[Begin Provided data]

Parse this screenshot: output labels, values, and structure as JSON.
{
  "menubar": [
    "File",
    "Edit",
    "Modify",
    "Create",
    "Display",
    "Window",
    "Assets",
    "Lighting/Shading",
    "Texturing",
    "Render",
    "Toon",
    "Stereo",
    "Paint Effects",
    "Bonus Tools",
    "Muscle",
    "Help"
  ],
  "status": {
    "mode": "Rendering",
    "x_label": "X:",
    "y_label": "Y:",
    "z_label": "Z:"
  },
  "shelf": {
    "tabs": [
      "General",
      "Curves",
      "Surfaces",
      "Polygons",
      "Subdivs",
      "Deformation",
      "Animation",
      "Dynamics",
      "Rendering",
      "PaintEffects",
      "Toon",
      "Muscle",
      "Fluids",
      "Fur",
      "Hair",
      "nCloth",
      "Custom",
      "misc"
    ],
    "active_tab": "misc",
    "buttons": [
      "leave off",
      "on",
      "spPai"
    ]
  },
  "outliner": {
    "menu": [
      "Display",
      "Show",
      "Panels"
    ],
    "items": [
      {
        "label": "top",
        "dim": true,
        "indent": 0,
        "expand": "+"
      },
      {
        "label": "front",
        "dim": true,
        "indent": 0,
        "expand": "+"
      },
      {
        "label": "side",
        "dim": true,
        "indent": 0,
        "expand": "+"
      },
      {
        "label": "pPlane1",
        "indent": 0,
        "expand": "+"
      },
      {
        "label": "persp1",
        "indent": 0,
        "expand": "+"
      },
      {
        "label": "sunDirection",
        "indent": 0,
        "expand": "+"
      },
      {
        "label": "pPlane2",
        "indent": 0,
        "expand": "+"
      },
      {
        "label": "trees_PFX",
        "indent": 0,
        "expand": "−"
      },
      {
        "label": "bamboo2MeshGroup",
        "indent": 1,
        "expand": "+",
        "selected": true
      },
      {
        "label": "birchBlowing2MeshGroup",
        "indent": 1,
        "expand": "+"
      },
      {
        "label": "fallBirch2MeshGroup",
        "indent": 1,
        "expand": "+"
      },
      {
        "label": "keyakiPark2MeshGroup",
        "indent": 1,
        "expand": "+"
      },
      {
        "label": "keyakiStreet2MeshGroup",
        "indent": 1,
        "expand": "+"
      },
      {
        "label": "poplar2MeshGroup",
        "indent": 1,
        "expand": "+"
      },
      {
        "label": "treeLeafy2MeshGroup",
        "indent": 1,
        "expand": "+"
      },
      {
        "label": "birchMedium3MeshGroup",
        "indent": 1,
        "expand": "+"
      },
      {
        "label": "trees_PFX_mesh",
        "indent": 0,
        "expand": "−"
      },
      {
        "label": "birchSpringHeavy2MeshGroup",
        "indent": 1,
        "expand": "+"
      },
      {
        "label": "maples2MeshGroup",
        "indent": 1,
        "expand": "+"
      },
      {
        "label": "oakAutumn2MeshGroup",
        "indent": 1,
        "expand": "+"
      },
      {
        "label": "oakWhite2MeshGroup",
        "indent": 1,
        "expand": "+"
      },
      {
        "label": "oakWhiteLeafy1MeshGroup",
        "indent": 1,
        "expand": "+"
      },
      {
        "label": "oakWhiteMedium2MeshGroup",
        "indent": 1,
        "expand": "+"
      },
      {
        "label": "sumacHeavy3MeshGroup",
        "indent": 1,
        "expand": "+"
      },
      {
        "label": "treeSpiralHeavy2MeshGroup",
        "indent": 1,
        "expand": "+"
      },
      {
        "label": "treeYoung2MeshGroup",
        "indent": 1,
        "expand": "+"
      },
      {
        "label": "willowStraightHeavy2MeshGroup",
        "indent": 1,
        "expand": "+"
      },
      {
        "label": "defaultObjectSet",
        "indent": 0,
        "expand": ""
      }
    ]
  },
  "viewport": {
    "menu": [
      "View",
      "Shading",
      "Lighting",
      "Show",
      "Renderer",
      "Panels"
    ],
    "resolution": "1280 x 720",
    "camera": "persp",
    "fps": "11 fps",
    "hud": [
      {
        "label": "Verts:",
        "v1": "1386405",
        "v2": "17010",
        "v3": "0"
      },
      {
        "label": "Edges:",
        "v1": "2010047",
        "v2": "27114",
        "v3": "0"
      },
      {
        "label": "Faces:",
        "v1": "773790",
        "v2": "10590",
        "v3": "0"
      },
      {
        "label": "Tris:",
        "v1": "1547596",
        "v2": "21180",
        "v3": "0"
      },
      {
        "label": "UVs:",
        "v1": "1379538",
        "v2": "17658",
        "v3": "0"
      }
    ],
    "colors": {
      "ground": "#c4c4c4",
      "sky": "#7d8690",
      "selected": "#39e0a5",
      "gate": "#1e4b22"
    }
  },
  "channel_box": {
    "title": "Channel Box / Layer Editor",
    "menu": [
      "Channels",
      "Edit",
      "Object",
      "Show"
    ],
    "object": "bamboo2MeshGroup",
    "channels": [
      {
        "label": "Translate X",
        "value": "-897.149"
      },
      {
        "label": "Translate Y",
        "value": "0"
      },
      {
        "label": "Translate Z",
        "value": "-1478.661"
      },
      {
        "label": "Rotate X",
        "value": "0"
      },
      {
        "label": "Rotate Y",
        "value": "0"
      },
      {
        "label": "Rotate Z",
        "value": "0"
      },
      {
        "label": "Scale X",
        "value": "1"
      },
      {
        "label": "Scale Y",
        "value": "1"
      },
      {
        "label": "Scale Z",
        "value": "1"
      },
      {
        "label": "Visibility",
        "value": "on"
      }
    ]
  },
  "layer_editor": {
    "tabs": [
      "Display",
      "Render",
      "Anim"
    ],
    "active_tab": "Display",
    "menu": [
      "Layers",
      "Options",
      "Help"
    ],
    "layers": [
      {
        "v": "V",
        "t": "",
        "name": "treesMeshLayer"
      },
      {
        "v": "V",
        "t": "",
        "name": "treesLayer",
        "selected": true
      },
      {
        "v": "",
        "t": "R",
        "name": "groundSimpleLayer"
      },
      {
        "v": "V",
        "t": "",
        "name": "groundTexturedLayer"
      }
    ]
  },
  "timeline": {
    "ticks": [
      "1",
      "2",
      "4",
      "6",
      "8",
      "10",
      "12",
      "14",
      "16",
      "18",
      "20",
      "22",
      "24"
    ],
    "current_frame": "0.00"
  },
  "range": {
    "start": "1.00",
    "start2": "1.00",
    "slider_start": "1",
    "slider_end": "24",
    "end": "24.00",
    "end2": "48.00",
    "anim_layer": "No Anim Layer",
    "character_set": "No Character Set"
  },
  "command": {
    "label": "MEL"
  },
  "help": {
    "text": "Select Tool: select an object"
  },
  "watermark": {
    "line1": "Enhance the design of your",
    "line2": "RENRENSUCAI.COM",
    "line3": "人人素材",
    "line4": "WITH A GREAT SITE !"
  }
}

[End Provided data]

### Stated exercise
State, as a number only, how many lines in the entries include "Scale".

### Right answer
3